— start —

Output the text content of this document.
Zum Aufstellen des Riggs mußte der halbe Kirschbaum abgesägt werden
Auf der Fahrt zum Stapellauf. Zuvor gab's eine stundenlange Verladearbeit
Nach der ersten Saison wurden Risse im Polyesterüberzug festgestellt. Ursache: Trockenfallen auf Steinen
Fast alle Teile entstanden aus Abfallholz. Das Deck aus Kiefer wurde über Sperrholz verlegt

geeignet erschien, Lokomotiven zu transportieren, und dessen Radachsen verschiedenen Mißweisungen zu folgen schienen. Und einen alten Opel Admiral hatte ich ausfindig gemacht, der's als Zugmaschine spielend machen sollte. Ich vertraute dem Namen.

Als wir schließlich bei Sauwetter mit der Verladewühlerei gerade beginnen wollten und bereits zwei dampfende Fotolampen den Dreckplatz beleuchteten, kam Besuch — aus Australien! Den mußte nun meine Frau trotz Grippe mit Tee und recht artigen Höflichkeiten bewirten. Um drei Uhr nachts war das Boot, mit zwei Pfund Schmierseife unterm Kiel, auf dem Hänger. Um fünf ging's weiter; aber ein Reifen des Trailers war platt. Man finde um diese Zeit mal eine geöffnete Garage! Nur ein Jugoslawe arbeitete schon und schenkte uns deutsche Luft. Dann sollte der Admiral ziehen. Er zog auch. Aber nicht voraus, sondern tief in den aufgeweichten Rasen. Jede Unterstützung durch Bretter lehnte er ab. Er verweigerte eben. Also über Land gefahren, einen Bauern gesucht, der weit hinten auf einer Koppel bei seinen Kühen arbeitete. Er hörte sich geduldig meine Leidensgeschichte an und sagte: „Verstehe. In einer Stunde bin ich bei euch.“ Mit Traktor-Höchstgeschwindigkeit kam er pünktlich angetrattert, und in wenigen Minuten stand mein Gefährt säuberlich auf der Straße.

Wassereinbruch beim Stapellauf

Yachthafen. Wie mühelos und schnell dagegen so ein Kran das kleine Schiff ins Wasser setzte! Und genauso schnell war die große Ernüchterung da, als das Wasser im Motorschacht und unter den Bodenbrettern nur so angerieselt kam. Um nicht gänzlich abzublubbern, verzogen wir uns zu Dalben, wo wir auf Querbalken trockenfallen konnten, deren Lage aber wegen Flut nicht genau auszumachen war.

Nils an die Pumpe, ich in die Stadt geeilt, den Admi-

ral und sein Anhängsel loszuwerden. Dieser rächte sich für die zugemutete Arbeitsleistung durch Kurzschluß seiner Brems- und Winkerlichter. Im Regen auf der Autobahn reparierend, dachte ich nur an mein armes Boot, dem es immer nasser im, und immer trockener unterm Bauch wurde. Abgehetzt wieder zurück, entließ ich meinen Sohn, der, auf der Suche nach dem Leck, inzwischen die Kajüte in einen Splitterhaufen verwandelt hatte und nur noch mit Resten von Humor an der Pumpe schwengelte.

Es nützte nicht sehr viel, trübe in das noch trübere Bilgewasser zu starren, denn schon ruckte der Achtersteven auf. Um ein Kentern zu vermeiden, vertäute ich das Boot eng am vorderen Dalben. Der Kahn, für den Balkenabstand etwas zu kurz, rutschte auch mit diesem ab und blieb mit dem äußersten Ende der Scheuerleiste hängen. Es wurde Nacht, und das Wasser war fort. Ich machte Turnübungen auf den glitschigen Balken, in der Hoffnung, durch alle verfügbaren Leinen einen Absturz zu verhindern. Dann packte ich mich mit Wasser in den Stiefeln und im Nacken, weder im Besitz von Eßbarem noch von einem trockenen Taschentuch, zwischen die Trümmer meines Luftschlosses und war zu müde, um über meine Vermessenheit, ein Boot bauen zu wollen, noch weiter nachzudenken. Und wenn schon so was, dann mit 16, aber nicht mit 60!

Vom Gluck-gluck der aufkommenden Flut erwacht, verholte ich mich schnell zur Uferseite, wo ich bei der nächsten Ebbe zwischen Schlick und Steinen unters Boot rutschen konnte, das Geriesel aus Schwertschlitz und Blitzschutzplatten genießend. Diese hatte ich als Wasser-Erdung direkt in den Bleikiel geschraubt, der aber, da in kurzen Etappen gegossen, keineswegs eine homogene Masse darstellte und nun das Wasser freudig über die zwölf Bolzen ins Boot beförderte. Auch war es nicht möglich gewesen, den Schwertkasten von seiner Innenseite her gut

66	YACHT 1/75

— end —

**Problem details**
All of the lines above need to be given again exactly.

**Solution**
Output the text content of this document.
Zum Aufstellen des Riggs mußte der halbe Kirschbaum abgesägt werden
Auf der Fahrt zum Stapellauf. Zuvor gab's eine stundenlange Verladearbeit
Nach der ersten Saison wurden Risse im Polyesterüberzug festgestellt. Ursache: Trockenfallen auf Steinen
Fast alle Teile entstanden aus Abfallholz. Das Deck aus Kiefer wurde über Sperrholz verlegt

geeignet erschien, Lokomotiven zu transportieren, und dessen Radachsen verschiedenen Mißweisungen zu folgen schienen. Und einen alten Opel Admiral hatte ich ausfindig gemacht, der's als Zugmaschine spielend machen sollte. Ich vertraute dem Namen.

Als wir schließlich bei Sauwetter mit der Verladewühlerei gerade beginnen wollten und bereits zwei dampfende Fotolampen den Dreckplatz beleuchteten, kam Besuch — aus Australien! Den mußte nun meine Frau trotz Grippe mit Tee und recht artigen Höflichkeiten bewirten. Um drei Uhr nachts war das Boot, mit zwei Pfund Schmierseife unterm Kiel, auf dem Hänger. Um fünf ging's weiter; aber ein Reifen des Trailers war platt. Man finde um diese Zeit mal eine geöffnete Garage! Nur ein Jugoslawe arbeitete schon und schenkte uns deutsche Luft. Dann sollte der Admiral ziehen. Er zog auch. Aber nicht voraus, sondern tief in den aufgeweichten Rasen. Jede Unterstützung durch Bretter lehnte er ab. Er verweigerte eben. Also über Land gefahren, einen Bauern gesucht, der weit hinten auf einer Koppel bei seinen Kühen arbeitete. Er hörte sich geduldig meine Leidensgeschichte an und sagte: „Verstehe. In einer Stunde bin ich bei euch.“ Mit Traktor-Höchstgeschwindigkeit kam er pünktlich angetrattert, und in wenigen Minuten stand mein Gefährt säuberlich auf der Straße.

Wassereinbruch beim Stapellauf

Yachthafen. Wie mühelos und schnell dagegen so ein Kran das kleine Schiff ins Wasser setzte! Und genauso schnell war die große Ernüchterung da, als das Wasser im Motorschacht und unter den Bodenbrettern nur so angerieselt kam. Um nicht gänzlich abzublubbern, verzogen wir uns zu Dalben, wo wir auf Querbalken trockenfallen konnten, deren Lage aber wegen Flut nicht genau auszumachen war.

Nils an die Pumpe, ich in die Stadt geeilt, den Admi-

ral und sein Anhängsel loszuwerden. Dieser rächte sich für die zugemutete Arbeitsleistung durch Kurzschluß seiner Brems- und Winkerlichter. Im Regen auf der Autobahn reparierend, dachte ich nur an mein armes Boot, dem es immer nasser im, und immer trockener unterm Bauch wurde. Abgehetzt wieder zurück, entließ ich meinen Sohn, der, auf der Suche nach dem Leck, inzwischen die Kajüte in einen Splitterhaufen verwandelt hatte und nur noch mit Resten von Humor an der Pumpe schwengelte.

Es nützte nicht sehr viel, trübe in das noch trübere Bilgewasser zu starren, denn schon ruckte der Achtersteven auf. Um ein Kentern zu vermeiden, vertäute ich das Boot eng am vorderen Dalben. Der Kahn, für den Balkenabstand etwas zu kurz, rutschte auch mit diesem ab und blieb mit dem äußersten Ende der Scheuerleiste hängen. Es wurde Nacht, und das Wasser war fort. Ich machte Turnübungen auf den glitschigen Balken, in der Hoffnung, durch alle verfügbaren Leinen einen Absturz zu verhindern. Dann packte ich mich mit Wasser in den Stiefeln und im Nacken, weder im Besitz von Eßbarem noch von einem trockenen Taschentuch, zwischen die Trümmer meines Luftschlosses und war zu müde, um über meine Vermessenheit, ein Boot bauen zu wollen, noch weiter nachzudenken. Und wenn schon so was, dann mit 16, aber nicht mit 60!

Vom Gluck-gluck der aufkommenden Flut erwacht, verholte ich mich schnell zur Uferseite, wo ich bei der nächsten Ebbe zwischen Schlick und Steinen unters Boot rutschen konnte, das Geriesel aus Schwertschlitz und Blitzschutzplatten genießend. Diese hatte ich als Wasser-Erdung direkt in den Bleikiel geschraubt, der aber, da in kurzen Etappen gegossen, keineswegs eine homogene Masse darstellte und nun das Wasser freudig über die zwölf Bolzen ins Boot beförderte. Auch war es nicht möglich gewesen, den Schwertkasten von seiner Innenseite her gut

66	YACHT 1/75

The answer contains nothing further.